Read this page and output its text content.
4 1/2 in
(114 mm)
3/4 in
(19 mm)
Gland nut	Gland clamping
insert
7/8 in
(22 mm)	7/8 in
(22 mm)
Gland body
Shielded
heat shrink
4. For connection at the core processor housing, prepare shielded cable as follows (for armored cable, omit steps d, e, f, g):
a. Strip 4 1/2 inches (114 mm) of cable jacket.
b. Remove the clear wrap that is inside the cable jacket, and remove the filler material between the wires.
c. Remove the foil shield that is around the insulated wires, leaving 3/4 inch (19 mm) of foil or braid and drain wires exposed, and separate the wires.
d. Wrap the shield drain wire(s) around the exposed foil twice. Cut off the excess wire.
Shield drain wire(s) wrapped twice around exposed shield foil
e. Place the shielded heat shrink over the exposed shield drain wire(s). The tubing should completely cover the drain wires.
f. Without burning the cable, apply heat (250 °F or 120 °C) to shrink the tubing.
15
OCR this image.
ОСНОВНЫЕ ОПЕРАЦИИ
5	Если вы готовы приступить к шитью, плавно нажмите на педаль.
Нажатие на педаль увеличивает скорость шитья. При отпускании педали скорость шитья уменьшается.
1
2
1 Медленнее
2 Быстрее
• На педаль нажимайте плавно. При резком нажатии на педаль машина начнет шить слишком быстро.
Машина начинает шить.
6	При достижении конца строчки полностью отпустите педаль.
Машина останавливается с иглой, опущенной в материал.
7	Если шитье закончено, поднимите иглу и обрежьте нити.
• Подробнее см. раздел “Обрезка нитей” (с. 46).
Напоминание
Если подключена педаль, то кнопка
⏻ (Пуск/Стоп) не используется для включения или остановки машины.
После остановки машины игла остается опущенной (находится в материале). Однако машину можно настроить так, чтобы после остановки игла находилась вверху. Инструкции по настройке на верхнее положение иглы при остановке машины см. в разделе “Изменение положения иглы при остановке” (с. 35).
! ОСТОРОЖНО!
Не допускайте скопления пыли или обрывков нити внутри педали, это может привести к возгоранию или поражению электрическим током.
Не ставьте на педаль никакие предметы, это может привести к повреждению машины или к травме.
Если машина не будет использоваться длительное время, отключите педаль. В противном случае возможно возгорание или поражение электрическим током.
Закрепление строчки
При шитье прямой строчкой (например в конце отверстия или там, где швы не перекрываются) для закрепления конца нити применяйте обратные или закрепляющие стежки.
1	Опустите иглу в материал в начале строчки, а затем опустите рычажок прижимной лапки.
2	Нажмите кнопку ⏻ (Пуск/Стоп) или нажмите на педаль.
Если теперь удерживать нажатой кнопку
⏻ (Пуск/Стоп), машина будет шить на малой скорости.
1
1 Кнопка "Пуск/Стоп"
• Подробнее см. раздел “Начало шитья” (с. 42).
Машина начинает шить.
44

··········

▸ **WHAT YOU WILL DO**
Return every record, word for word.

▸ **SOLUTION TO THIS EXERCISE**
Read this page and output its text content.
4 1/2 in
(114 mm)
3/4 in
(19 mm)
Gland nut	Gland clamping
insert
7/8 in
(22 mm)	7/8 in
(22 mm)
Gland body
Shielded
heat shrink
4. For connection at the core processor housing, prepare shielded cable as follows (for armored cable, omit steps d, e, f, g):
a. Strip 4 1/2 inches (114 mm) of cable jacket.
b. Remove the clear wrap that is inside the cable jacket, and remove the filler material between the wires.
c. Remove the foil shield that is around the insulated wires, leaving 3/4 inch (19 mm) of foil or braid and drain wires exposed, and separate the wires.
d. Wrap the shield drain wire(s) around the exposed foil twice. Cut off the excess wire.
Shield drain wire(s) wrapped twice around exposed shield foil
e. Place the shielded heat shrink over the exposed shield drain wire(s). The tubing should completely cover the drain wires.
f. Without burning the cable, apply heat (250 °F or 120 °C) to shrink the tubing.
15
OCR this image.
ОСНОВНЫЕ ОПЕРАЦИИ
5	Если вы готовы приступить к шитью, плавно нажмите на педаль.
Нажатие на педаль увеличивает скорость шитья. При отпускании педали скорость шитья уменьшается.
1
2
1 Медленнее
2 Быстрее
• На педаль нажимайте плавно. При резком нажатии на педаль машина начнет шить слишком быстро.
Машина начинает шить.
6	При достижении конца строчки полностью отпустите педаль.
Машина останавливается с иглой, опущенной в материал.
7	Если шитье закончено, поднимите иглу и обрежьте нити.
• Подробнее см. раздел “Обрезка нитей” (с. 46).
Напоминание
Если подключена педаль, то кнопка
⏻ (Пуск/Стоп) не используется для включения или остановки машины.
После остановки машины игла остается опущенной (находится в материале). Однако машину можно настроить так, чтобы после остановки игла находилась вверху. Инструкции по настройке на верхнее положение иглы при остановке машины см. в разделе “Изменение положения иглы при остановке” (с. 35).
! ОСТОРОЖНО!
Не допускайте скопления пыли или обрывков нити внутри педали, это может привести к возгоранию или поражению электрическим током.
Не ставьте на педаль никакие предметы, это может привести к повреждению машины или к травме.
Если машина не будет использоваться длительное время, отключите педаль. В противном случае возможно возгорание или поражение электрическим током.
Закрепление строчки
При шитье прямой строчкой (например в конце отверстия или там, где швы не перекрываются) для закрепления конца нити применяйте обратные или закрепляющие стежки.
1	Опустите иглу в материал в начале строчки, а затем опустите рычажок прижимной лапки.
2	Нажмите кнопку ⏻ (Пуск/Стоп) или нажмите на педаль.
Если теперь удерживать нажатой кнопку
⏻ (Пуск/Стоп), машина будет шить на малой скорости.
1
1 Кнопка "Пуск/Стоп"
• Подробнее см. раздел “Начало шитья” (с. 42).
Машина начинает шить.
44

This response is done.